TASK TO CARRY OUT
Retype, without changes, every line from the line that contains "Transcribe this image's" through the final line of the records. Exclude pictures.

══════════

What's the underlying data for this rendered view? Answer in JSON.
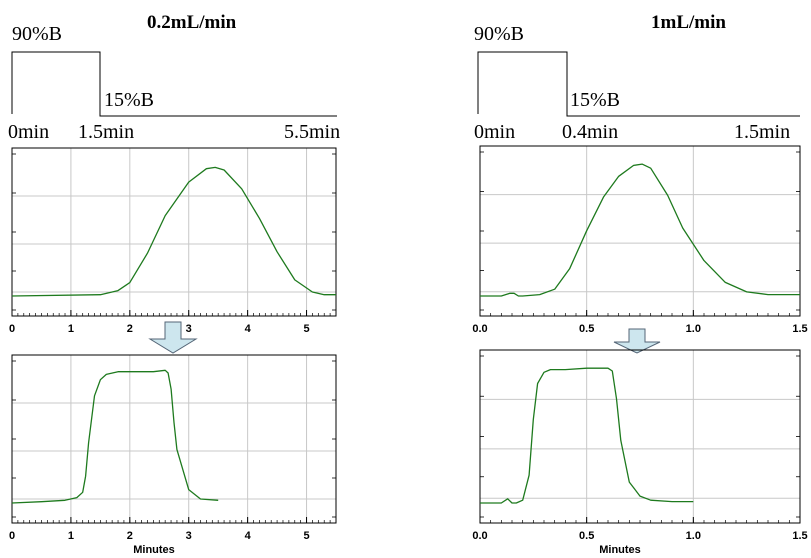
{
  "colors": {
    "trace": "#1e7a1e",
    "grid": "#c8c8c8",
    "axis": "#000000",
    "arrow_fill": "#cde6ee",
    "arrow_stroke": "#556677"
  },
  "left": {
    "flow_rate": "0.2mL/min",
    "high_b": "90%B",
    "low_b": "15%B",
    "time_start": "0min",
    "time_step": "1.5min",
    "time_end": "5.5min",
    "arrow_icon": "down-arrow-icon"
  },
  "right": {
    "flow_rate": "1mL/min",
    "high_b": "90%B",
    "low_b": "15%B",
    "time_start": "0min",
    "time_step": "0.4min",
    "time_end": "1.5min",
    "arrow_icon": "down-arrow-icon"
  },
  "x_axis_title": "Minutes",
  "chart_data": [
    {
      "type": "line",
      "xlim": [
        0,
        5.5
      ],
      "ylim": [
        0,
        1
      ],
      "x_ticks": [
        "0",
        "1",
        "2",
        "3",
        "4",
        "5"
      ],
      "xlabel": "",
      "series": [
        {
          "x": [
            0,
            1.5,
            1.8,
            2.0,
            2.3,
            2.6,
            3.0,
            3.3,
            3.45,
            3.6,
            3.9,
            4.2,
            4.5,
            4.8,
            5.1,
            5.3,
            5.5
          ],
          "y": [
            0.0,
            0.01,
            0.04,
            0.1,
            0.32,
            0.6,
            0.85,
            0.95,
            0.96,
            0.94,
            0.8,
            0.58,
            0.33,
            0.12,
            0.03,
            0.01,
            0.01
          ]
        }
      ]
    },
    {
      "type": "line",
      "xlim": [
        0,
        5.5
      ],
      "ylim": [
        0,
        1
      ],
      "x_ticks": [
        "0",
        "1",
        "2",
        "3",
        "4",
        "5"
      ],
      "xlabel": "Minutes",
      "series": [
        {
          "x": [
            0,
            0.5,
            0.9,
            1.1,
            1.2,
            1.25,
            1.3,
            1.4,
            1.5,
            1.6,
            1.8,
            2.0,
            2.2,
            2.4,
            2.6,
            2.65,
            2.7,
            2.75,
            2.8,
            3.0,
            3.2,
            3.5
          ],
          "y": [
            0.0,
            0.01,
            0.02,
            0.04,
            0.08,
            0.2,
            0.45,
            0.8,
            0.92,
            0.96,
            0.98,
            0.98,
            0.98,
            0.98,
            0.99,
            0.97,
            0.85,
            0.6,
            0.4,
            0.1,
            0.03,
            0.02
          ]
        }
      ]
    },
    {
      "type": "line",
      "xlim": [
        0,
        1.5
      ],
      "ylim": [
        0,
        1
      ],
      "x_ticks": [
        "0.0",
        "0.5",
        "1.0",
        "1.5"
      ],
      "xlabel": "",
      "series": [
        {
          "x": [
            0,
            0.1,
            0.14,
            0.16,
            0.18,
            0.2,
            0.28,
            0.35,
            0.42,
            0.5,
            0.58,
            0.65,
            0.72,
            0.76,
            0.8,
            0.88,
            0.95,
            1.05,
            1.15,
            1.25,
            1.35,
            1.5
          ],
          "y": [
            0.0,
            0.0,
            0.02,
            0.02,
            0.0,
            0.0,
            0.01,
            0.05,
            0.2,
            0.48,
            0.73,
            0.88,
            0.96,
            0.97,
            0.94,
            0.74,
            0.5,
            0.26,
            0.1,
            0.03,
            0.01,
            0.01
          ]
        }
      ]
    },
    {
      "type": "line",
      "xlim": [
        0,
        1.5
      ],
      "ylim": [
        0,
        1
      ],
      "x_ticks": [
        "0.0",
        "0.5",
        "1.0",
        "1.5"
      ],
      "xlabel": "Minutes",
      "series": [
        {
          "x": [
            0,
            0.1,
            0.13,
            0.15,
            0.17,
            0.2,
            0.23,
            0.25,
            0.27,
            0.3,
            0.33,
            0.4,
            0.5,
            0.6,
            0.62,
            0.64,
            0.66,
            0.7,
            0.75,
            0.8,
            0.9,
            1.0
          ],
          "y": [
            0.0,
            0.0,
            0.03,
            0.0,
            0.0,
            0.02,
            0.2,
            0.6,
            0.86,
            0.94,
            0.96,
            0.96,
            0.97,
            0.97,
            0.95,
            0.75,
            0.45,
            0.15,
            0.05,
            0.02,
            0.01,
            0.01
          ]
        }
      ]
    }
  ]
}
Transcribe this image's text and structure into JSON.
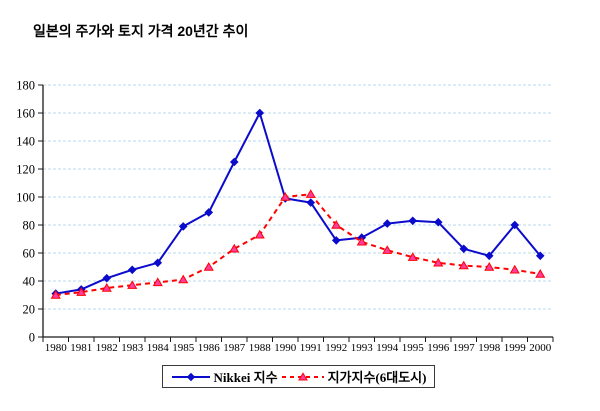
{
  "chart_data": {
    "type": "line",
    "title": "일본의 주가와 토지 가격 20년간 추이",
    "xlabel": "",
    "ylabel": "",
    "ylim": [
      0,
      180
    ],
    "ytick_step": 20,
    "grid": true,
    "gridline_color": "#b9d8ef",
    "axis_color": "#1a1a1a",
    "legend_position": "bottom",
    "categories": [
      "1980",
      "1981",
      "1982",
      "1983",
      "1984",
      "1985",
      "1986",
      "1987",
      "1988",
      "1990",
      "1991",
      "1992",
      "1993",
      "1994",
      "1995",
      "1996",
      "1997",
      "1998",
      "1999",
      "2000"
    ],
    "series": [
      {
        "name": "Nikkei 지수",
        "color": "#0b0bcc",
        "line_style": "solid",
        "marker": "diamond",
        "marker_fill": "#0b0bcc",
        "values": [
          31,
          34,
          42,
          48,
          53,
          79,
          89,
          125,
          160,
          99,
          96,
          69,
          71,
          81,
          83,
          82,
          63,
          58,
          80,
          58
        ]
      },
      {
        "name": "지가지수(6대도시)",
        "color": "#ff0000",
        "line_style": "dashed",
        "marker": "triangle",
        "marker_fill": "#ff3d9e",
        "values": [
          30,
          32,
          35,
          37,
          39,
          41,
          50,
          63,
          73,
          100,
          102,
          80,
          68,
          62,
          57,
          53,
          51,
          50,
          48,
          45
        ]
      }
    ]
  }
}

══════════

OUTPUT
Transcribe this image's text and structure into JSON.
{
  "chart_data": {
    "type": "line",
    "title": "일본의 주가와 토지 가격 20년간 추이",
    "xlabel": "",
    "ylabel": "",
    "ylim": [
      0,
      180
    ],
    "ytick_step": 20,
    "grid": true,
    "gridline_color": "#b9d8ef",
    "axis_color": "#1a1a1a",
    "legend_position": "bottom",
    "categories": [
      "1980",
      "1981",
      "1982",
      "1983",
      "1984",
      "1985",
      "1986",
      "1987",
      "1988",
      "1990",
      "1991",
      "1992",
      "1993",
      "1994",
      "1995",
      "1996",
      "1997",
      "1998",
      "1999",
      "2000"
    ],
    "series": [
      {
        "name": "Nikkei 지수",
        "color": "#0b0bcc",
        "line_style": "solid",
        "marker": "diamond",
        "marker_fill": "#0b0bcc",
        "values": [
          31,
          34,
          42,
          48,
          53,
          79,
          89,
          125,
          160,
          99,
          96,
          69,
          71,
          81,
          83,
          82,
          63,
          58,
          80,
          58
        ]
      },
      {
        "name": "지가지수(6대도시)",
        "color": "#ff0000",
        "line_style": "dashed",
        "marker": "triangle",
        "marker_fill": "#ff3d9e",
        "values": [
          30,
          32,
          35,
          37,
          39,
          41,
          50,
          63,
          73,
          100,
          102,
          80,
          68,
          62,
          57,
          53,
          51,
          50,
          48,
          45
        ]
      }
    ]
  }
}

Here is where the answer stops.